##### Records supplied

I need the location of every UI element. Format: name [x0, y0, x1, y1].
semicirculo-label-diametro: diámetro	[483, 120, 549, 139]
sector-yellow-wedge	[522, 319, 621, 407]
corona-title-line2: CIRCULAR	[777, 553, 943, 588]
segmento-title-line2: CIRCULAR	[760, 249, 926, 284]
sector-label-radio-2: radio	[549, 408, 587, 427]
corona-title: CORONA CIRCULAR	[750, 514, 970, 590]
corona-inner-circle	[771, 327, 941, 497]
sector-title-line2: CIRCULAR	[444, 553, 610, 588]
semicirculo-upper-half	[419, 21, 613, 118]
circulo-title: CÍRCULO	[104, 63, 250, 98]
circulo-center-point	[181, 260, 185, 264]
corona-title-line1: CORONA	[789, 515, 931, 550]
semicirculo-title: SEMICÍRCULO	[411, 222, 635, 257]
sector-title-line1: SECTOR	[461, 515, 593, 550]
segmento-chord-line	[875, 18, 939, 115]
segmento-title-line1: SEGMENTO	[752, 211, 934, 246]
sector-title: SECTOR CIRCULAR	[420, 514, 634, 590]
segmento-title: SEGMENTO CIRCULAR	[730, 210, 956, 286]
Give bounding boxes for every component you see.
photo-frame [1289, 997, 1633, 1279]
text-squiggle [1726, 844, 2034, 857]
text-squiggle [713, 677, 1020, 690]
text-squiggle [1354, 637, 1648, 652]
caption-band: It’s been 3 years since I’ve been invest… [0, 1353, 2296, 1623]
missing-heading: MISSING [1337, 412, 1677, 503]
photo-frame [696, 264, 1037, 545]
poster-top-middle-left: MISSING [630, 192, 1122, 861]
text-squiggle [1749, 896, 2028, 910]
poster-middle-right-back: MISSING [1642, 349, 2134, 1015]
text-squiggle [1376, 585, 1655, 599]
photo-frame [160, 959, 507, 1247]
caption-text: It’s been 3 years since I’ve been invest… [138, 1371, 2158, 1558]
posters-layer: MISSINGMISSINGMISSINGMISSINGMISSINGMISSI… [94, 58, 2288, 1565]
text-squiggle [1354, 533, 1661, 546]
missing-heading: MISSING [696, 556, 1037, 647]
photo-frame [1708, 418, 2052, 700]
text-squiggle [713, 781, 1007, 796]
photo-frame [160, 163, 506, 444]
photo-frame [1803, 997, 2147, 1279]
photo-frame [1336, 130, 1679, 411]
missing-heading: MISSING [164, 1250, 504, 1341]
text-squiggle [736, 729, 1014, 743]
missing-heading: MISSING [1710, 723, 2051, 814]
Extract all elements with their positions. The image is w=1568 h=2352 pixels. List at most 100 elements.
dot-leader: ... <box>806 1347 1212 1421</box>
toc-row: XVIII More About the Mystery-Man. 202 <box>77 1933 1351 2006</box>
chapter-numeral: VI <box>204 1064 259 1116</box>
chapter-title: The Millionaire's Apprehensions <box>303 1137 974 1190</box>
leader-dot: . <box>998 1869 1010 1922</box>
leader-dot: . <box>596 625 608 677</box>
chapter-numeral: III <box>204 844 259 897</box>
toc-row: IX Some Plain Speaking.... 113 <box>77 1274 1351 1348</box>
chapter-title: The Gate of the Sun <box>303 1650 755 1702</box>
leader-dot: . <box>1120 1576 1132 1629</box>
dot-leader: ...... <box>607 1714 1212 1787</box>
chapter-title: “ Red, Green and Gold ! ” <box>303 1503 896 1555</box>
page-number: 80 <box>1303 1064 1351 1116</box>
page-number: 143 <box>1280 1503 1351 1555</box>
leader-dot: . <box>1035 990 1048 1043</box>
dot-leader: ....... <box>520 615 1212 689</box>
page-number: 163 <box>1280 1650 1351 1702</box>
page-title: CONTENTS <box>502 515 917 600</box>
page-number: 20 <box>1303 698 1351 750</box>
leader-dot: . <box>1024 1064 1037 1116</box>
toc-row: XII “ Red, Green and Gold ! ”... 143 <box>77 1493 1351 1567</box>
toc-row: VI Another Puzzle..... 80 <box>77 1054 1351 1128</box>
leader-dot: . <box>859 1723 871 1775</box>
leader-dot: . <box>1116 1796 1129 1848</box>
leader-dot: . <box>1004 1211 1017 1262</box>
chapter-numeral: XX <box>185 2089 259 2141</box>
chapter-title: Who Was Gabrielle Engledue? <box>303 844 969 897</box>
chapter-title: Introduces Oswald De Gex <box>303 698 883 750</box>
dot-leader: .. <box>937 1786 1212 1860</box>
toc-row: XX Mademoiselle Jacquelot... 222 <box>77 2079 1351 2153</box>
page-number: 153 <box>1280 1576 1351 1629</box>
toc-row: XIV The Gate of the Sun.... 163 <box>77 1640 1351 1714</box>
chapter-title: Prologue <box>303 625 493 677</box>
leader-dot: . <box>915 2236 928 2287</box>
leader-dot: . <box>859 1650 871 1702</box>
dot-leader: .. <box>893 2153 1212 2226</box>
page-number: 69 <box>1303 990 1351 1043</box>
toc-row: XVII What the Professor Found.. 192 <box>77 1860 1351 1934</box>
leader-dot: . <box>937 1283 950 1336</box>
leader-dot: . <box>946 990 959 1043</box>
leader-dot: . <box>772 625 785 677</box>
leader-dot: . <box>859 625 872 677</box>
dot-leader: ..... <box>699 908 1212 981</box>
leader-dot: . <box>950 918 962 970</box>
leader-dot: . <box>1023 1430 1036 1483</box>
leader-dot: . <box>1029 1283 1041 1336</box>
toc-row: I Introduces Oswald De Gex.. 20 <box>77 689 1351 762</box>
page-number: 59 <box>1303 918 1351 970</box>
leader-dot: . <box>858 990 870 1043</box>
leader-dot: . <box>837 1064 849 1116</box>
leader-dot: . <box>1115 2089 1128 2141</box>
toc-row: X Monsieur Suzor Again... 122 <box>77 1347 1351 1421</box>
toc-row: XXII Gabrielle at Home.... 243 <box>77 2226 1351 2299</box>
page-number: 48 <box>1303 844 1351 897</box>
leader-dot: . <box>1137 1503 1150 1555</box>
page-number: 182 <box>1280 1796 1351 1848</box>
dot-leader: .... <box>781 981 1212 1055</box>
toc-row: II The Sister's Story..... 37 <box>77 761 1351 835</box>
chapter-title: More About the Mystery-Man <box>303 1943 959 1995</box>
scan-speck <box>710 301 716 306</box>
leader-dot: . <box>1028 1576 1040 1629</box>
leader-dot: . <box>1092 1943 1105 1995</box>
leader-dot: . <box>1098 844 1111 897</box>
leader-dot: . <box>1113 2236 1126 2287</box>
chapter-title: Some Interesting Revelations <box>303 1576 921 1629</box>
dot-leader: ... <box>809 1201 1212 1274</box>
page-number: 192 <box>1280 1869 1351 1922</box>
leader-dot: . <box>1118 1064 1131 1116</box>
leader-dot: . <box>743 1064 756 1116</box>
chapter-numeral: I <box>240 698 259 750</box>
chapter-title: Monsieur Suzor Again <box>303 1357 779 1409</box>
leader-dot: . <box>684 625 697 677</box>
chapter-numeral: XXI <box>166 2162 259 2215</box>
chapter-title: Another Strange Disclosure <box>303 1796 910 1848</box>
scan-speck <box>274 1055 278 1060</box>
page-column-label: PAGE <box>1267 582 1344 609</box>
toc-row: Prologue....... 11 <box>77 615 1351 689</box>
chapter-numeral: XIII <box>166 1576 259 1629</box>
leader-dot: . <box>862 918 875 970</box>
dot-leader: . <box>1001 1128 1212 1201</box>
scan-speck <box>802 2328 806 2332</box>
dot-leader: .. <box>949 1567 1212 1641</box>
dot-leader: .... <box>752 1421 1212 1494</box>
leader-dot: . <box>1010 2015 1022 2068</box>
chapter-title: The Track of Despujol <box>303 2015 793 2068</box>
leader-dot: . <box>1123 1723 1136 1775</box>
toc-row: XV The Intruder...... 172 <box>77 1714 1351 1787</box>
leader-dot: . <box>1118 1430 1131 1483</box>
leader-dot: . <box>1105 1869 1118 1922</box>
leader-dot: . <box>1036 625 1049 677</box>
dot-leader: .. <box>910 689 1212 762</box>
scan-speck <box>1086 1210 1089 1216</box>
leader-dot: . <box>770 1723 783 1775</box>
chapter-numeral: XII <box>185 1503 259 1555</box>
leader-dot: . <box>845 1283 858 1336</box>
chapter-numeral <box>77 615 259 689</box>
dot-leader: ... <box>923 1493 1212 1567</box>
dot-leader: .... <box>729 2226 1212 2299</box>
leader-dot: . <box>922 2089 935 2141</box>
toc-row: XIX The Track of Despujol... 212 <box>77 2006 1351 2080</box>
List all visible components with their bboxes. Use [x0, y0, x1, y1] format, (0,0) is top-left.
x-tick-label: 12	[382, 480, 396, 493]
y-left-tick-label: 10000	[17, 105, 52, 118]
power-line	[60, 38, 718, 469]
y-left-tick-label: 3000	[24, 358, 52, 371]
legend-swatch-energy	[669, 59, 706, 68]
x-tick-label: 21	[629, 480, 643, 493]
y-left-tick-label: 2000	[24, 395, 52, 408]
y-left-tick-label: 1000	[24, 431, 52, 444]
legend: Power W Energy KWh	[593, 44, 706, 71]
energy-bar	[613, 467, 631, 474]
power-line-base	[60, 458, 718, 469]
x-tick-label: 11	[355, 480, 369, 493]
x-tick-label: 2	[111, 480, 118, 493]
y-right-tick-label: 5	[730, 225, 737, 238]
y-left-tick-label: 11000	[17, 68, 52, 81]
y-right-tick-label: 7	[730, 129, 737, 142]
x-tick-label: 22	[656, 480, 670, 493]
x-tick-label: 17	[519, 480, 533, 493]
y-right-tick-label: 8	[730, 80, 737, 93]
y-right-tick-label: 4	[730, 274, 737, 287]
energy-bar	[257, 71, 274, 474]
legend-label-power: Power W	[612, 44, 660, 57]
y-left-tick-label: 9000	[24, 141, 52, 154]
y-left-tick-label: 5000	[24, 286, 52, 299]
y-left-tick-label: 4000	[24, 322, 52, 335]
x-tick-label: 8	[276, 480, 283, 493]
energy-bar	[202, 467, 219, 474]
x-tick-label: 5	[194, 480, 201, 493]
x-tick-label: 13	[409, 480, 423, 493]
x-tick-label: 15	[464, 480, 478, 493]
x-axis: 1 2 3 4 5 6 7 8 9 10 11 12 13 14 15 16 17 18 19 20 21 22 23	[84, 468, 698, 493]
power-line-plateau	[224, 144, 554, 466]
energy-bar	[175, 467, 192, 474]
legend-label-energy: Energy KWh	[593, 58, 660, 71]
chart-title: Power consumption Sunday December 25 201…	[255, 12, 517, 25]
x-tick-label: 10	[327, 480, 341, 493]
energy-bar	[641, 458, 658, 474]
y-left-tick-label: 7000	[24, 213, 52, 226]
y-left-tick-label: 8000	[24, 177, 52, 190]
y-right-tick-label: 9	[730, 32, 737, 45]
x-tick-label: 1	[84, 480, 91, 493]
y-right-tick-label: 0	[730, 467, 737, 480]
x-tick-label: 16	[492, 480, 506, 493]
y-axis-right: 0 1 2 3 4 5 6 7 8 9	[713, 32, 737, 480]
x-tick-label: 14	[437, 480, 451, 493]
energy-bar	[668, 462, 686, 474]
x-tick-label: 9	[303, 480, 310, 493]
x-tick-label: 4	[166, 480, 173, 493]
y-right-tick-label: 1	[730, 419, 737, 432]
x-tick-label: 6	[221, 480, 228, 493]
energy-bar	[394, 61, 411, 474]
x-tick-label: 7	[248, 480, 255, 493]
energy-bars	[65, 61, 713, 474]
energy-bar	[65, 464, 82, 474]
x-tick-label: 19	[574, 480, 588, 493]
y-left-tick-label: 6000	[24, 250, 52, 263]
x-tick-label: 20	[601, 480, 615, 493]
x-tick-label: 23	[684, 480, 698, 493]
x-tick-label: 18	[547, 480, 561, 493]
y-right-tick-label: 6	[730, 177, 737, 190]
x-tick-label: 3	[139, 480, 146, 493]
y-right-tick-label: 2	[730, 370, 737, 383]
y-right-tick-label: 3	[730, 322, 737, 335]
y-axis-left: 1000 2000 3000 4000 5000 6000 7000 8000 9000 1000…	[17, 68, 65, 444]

##########

*Your objective*.
Tally the lines in the items above that include the word "heading". Reply with the number alone.

*Full solution*.
4